● **AIM**
Reproduce all entries verbatim, with nothing added or dropped.

[Dataset items]
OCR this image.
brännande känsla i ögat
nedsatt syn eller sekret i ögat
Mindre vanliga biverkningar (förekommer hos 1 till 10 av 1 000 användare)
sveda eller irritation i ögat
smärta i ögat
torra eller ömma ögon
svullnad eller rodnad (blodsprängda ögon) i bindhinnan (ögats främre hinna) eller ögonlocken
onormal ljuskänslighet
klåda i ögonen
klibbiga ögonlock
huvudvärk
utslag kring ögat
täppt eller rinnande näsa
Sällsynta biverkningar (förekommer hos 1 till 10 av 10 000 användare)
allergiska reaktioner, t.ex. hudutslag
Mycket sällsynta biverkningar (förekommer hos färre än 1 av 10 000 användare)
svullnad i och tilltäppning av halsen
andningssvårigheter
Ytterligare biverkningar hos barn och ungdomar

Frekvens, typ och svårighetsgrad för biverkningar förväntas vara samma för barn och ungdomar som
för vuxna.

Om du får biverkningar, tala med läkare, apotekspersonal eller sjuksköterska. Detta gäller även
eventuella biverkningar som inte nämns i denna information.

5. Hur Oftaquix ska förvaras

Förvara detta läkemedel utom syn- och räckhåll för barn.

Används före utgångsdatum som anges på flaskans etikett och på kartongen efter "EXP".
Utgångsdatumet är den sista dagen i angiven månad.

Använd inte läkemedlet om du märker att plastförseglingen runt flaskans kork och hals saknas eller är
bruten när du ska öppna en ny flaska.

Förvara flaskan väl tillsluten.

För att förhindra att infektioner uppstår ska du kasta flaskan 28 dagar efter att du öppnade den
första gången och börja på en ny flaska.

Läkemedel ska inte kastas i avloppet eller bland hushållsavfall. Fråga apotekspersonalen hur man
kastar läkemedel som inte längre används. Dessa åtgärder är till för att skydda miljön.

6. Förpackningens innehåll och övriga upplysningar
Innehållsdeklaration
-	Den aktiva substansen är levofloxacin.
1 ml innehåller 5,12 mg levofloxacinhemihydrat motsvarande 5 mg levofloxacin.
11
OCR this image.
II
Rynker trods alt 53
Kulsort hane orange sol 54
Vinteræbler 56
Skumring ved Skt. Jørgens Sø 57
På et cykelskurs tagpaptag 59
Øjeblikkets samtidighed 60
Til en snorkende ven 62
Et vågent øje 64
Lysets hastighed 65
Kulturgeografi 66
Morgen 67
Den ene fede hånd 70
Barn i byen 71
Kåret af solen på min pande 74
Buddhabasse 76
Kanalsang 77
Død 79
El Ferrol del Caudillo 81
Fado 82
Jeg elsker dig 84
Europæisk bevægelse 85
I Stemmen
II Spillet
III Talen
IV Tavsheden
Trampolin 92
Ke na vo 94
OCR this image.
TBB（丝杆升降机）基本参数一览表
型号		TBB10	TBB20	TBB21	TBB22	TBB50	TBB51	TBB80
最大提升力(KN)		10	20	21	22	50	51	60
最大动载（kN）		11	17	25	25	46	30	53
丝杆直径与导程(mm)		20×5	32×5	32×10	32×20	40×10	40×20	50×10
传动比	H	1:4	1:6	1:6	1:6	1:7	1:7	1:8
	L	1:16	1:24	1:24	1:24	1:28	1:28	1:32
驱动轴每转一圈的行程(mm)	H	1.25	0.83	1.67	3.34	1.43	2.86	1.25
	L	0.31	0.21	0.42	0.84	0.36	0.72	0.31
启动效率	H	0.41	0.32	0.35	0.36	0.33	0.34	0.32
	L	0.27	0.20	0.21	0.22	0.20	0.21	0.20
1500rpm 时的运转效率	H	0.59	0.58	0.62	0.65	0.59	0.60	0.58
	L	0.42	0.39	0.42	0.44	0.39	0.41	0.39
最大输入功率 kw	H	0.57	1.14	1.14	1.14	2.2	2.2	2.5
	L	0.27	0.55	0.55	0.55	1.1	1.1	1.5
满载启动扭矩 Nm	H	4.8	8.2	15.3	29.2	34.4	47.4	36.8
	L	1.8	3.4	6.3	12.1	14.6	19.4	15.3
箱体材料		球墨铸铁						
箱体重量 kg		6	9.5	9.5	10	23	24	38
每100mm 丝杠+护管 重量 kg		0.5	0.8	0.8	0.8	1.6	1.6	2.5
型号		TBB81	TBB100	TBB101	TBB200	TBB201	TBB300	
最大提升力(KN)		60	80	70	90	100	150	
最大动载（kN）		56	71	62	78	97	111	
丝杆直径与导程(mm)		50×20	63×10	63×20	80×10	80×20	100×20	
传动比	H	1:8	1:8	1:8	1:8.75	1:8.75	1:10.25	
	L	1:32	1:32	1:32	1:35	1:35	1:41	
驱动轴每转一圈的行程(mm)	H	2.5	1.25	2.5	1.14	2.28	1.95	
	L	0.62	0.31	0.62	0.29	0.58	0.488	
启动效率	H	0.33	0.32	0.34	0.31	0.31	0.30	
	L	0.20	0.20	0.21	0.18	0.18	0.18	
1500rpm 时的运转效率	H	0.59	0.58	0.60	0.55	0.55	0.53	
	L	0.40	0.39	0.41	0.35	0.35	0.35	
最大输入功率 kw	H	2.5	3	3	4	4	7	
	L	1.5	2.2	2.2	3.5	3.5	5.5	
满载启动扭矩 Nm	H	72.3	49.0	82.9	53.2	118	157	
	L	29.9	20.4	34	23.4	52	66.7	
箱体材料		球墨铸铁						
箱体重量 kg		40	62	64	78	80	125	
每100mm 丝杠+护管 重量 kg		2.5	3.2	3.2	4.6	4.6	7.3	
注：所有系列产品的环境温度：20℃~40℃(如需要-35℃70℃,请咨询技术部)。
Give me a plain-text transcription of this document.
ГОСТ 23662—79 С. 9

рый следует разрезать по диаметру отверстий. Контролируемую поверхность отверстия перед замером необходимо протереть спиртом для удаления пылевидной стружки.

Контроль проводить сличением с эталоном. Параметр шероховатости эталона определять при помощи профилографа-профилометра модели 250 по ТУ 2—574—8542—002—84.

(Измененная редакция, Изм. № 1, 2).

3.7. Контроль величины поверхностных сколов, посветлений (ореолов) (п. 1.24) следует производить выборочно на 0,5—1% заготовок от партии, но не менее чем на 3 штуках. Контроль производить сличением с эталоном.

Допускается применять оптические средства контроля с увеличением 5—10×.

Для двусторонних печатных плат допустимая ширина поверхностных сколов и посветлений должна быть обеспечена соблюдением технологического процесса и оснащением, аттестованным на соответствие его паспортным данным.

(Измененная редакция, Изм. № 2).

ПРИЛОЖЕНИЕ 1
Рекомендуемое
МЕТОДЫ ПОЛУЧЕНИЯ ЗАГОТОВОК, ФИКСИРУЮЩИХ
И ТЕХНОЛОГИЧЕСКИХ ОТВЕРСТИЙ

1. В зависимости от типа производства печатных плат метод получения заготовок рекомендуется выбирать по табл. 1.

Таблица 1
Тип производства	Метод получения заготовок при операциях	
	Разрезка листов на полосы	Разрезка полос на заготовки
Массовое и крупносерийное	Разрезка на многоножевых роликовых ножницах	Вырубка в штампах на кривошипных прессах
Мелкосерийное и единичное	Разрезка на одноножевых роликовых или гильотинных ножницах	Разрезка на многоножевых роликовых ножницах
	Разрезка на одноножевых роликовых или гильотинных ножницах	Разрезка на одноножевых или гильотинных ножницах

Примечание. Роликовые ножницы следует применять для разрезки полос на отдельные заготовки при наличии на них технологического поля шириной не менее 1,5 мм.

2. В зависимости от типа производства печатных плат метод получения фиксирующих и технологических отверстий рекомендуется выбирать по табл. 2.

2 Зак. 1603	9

● **RESPONSE**
OCR this image.
brännande känsla i ögat
nedsatt syn eller sekret i ögat
Mindre vanliga biverkningar (förekommer hos 1 till 10 av 1 000 användare)
sveda eller irritation i ögat
smärta i ögat
torra eller ömma ögon
svullnad eller rodnad (blodsprängda ögon) i bindhinnan (ögats främre hinna) eller ögonlocken
onormal ljuskänslighet
klåda i ögonen
klibbiga ögonlock
huvudvärk
utslag kring ögat
täppt eller rinnande näsa
Sällsynta biverkningar (förekommer hos 1 till 10 av 10 000 användare)
allergiska reaktioner, t.ex. hudutslag
Mycket sällsynta biverkningar (förekommer hos färre än 1 av 10 000 användare)
svullnad i och tilltäppning av halsen
andningssvårigheter
Ytterligare biverkningar hos barn och ungdomar

Frekvens, typ och svårighetsgrad för biverkningar förväntas vara samma för barn och ungdomar som
för vuxna.

Om du får biverkningar, tala med läkare, apotekspersonal eller sjuksköterska. Detta gäller även
eventuella biverkningar som inte nämns i denna information.

5. Hur Oftaquix ska förvaras

Förvara detta läkemedel utom syn- och räckhåll för barn.

Används före utgångsdatum som anges på flaskans etikett och på kartongen efter "EXP".
Utgångsdatumet är den sista dagen i angiven månad.

Använd inte läkemedlet om du märker att plastförseglingen runt flaskans kork och hals saknas eller är
bruten när du ska öppna en ny flaska.

Förvara flaskan väl tillsluten.

För att förhindra att infektioner uppstår ska du kasta flaskan 28 dagar efter att du öppnade den
första gången och börja på en ny flaska.

Läkemedel ska inte kastas i avloppet eller bland hushållsavfall. Fråga apotekspersonalen hur man
kastar läkemedel som inte längre används. Dessa åtgärder är till för att skydda miljön.

6. Förpackningens innehåll och övriga upplysningar
Innehållsdeklaration
-	Den aktiva substansen är levofloxacin.
1 ml innehåller 5,12 mg levofloxacinhemihydrat motsvarande 5 mg levofloxacin.
11
OCR this image.
II
Rynker trods alt 53
Kulsort hane orange sol 54
Vinteræbler 56
Skumring ved Skt. Jørgens Sø 57
På et cykelskurs tagpaptag 59
Øjeblikkets samtidighed 60
Til en snorkende ven 62
Et vågent øje 64
Lysets hastighed 65
Kulturgeografi 66
Morgen 67
Den ene fede hånd 70
Barn i byen 71
Kåret af solen på min pande 74
Buddhabasse 76
Kanalsang 77
Død 79
El Ferrol del Caudillo 81
Fado 82
Jeg elsker dig 84
Europæisk bevægelse 85
I Stemmen
II Spillet
III Talen
IV Tavsheden
Trampolin 92
Ke na vo 94
OCR this image.
TBB（丝杆升降机）基本参数一览表
型号		TBB10	TBB20	TBB21	TBB22	TBB50	TBB51	TBB80
最大提升力(KN)		10	20	21	22	50	51	60
最大动载（kN）		11	17	25	25	46	30	53
丝杆直径与导程(mm)		20×5	32×5	32×10	32×20	40×10	40×20	50×10
传动比	H	1:4	1:6	1:6	1:6	1:7	1:7	1:8
	L	1:16	1:24	1:24	1:24	1:28	1:28	1:32
驱动轴每转一圈的行程(mm)	H	1.25	0.83	1.67	3.34	1.43	2.86	1.25
	L	0.31	0.21	0.42	0.84	0.36	0.72	0.31
启动效率	H	0.41	0.32	0.35	0.36	0.33	0.34	0.32
	L	0.27	0.20	0.21	0.22	0.20	0.21	0.20
1500rpm 时的运转效率	H	0.59	0.58	0.62	0.65	0.59	0.60	0.58
	L	0.42	0.39	0.42	0.44	0.39	0.41	0.39
最大输入功率 kw	H	0.57	1.14	1.14	1.14	2.2	2.2	2.5
	L	0.27	0.55	0.55	0.55	1.1	1.1	1.5
满载启动扭矩 Nm	H	4.8	8.2	15.3	29.2	34.4	47.4	36.8
	L	1.8	3.4	6.3	12.1	14.6	19.4	15.3
箱体材料		球墨铸铁						
箱体重量 kg		6	9.5	9.5	10	23	24	38
每100mm 丝杠+护管 重量 kg		0.5	0.8	0.8	0.8	1.6	1.6	2.5
型号		TBB81	TBB100	TBB101	TBB200	TBB201	TBB300	
最大提升力(KN)		60	80	70	90	100	150	
最大动载（kN）		56	71	62	78	97	111	
丝杆直径与导程(mm)		50×20	63×10	63×20	80×10	80×20	100×20	
传动比	H	1:8	1:8	1:8	1:8.75	1:8.75	1:10.25	
	L	1:32	1:32	1:32	1:35	1:35	1:41	
驱动轴每转一圈的行程(mm)	H	2.5	1.25	2.5	1.14	2.28	1.95	
	L	0.62	0.31	0.62	0.29	0.58	0.488	
启动效率	H	0.33	0.32	0.34	0.31	0.31	0.30	
	L	0.20	0.20	0.21	0.18	0.18	0.18	
1500rpm 时的运转效率	H	0.59	0.58	0.60	0.55	0.55	0.53	
	L	0.40	0.39	0.41	0.35	0.35	0.35	
最大输入功率 kw	H	2.5	3	3	4	4	7	
	L	1.5	2.2	2.2	3.5	3.5	5.5	
满载启动扭矩 Nm	H	72.3	49.0	82.9	53.2	118	157	
	L	29.9	20.4	34	23.4	52	66.7	
箱体材料		球墨铸铁						
箱体重量 kg		40	62	64	78	80	125	
每100mm 丝杠+护管 重量 kg		2.5	3.2	3.2	4.6	4.6	7.3	
注：所有系列产品的环境温度：20℃~40℃(如需要-35℃70℃,请咨询技术部)。
Give me a plain-text transcription of this document.
ГОСТ 23662—79 С. 9

рый следует разрезать по диаметру отверстий. Контролируемую поверхность отверстия перед замером необходимо протереть спиртом для удаления пылевидной стружки.

Контроль проводить сличением с эталоном. Параметр шероховатости эталона определять при помощи профилографа-профилометра модели 250 по ТУ 2—574—8542—002—84.

(Измененная редакция, Изм. № 1, 2).

3.7. Контроль величины поверхностных сколов, посветлений (ореолов) (п. 1.24) следует производить выборочно на 0,5—1% заготовок от партии, но не менее чем на 3 штуках. Контроль производить сличением с эталоном.

Допускается применять оптические средства контроля с увеличением 5—10×.

Для двусторонних печатных плат допустимая ширина поверхностных сколов и посветлений должна быть обеспечена соблюдением технологического процесса и оснащением, аттестованным на соответствие его паспортным данным.

(Измененная редакция, Изм. № 2).

ПРИЛОЖЕНИЕ 1
Рекомендуемое
МЕТОДЫ ПОЛУЧЕНИЯ ЗАГОТОВОК, ФИКСИРУЮЩИХ
И ТЕХНОЛОГИЧЕСКИХ ОТВЕРСТИЙ

1. В зависимости от типа производства печатных плат метод получения заготовок рекомендуется выбирать по табл. 1.

Таблица 1
Тип производства	Метод получения заготовок при операциях	
	Разрезка листов на полосы	Разрезка полос на заготовки
Массовое и крупносерийное	Разрезка на многоножевых роликовых ножницах	Вырубка в штампах на кривошипных прессах
Мелкосерийное и единичное	Разрезка на одноножевых роликовых или гильотинных ножницах	Разрезка на многоножевых роликовых ножницах
	Разрезка на одноножевых роликовых или гильотинных ножницах	Разрезка на одноножевых или гильотинных ножницах

Примечание. Роликовые ножницы следует применять для разрезки полос на отдельные заготовки при наличии на них технологического поля шириной не менее 1,5 мм.

2. В зависимости от типа производства печатных плат метод получения фиксирующих и технологических отверстий рекомендуется выбирать по табл. 2.

2 Зак. 1603	9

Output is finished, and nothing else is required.